* BEGIN Material for this task *

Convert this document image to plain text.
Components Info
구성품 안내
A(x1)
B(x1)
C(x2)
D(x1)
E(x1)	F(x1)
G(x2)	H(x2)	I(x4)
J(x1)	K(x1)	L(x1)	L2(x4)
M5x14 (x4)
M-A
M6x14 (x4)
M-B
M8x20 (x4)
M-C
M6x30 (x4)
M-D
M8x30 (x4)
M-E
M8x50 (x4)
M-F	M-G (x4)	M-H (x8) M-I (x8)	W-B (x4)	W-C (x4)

* END Material for this task *
* BEGIN Material for this task *

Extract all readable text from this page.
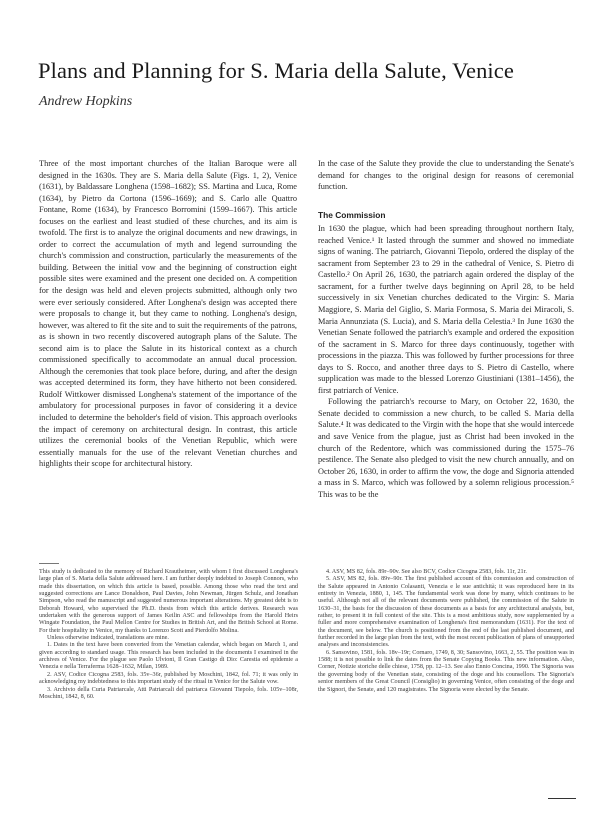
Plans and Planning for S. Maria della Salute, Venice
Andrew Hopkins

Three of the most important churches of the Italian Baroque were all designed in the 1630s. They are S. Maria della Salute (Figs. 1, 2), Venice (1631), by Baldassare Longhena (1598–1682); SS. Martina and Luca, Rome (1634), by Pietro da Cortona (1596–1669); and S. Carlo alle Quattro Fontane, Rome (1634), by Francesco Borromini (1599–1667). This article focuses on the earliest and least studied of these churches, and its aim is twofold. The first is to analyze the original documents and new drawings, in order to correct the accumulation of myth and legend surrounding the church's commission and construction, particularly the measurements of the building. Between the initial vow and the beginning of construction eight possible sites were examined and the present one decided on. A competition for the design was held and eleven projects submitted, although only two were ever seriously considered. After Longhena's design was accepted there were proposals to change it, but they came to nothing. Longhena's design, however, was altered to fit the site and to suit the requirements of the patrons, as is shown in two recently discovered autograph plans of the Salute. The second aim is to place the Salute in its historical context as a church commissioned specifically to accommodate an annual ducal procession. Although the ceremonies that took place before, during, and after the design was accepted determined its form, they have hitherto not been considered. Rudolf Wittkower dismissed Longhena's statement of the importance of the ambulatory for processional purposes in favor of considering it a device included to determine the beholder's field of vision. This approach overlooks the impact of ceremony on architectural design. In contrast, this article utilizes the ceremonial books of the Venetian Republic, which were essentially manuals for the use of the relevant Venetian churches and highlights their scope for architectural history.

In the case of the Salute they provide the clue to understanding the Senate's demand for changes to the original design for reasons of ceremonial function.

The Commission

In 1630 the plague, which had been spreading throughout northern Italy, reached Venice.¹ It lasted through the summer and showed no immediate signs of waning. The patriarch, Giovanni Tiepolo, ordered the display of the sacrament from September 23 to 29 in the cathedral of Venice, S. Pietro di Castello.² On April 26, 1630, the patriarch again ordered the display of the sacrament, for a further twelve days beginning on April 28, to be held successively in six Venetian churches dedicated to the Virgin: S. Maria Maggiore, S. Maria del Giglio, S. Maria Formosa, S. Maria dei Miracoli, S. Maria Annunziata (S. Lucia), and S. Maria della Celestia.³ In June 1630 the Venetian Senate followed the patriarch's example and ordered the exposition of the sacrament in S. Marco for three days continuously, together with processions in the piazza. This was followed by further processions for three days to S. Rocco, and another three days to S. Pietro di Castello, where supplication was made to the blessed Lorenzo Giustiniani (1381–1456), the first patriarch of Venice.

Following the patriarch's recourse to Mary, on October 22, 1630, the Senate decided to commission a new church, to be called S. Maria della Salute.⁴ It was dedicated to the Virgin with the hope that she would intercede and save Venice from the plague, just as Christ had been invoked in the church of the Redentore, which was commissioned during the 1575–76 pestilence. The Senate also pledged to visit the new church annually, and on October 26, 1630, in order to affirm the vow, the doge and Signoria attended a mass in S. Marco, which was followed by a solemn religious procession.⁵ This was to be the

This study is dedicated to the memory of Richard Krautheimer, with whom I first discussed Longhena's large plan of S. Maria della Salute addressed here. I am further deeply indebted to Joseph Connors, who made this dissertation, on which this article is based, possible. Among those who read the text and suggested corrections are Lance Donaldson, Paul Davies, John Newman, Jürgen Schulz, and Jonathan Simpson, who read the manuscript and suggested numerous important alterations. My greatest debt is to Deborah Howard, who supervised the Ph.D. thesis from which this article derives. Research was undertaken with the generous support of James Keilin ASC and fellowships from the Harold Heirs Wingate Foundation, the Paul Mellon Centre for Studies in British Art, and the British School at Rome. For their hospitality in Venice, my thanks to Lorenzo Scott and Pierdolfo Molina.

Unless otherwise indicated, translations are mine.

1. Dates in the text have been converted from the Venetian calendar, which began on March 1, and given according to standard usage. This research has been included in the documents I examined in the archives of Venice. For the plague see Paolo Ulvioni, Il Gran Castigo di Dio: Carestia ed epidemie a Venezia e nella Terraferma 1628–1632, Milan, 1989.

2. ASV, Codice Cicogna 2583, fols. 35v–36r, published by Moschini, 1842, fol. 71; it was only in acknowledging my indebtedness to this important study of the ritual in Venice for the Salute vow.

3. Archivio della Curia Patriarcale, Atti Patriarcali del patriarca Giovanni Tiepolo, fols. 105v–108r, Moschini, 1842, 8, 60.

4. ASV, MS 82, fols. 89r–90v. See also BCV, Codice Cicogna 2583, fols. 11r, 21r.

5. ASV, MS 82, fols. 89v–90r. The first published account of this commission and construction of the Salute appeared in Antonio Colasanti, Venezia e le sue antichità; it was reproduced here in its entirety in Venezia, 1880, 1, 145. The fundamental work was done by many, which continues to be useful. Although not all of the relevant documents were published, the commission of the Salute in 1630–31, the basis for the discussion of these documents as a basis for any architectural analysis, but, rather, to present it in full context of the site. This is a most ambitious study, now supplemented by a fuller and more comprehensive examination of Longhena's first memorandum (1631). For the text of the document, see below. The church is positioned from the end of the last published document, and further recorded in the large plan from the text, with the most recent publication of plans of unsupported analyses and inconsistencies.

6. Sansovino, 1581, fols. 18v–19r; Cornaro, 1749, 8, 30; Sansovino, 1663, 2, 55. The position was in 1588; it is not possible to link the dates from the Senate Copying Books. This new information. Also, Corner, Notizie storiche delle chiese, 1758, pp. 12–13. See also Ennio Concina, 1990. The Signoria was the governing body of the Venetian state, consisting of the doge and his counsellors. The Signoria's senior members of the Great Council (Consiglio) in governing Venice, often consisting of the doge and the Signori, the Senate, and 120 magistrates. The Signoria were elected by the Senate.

* END Material for this task *

» **What you will do**: Reproduce each line of the entries in which the word "Cicogna" is found.

» **Response below**:
2. ASV, Codice Cicogna 2583, fols. 35v–36r, published by Moschini, 1842, fol. 71; it was only in acknowledging my indebtedness to this important study of the ritual in Venice for the Salute vow.
4. ASV, MS 82, fols. 89r–90v. See also BCV, Codice Cicogna 2583, fols. 11r, 21r.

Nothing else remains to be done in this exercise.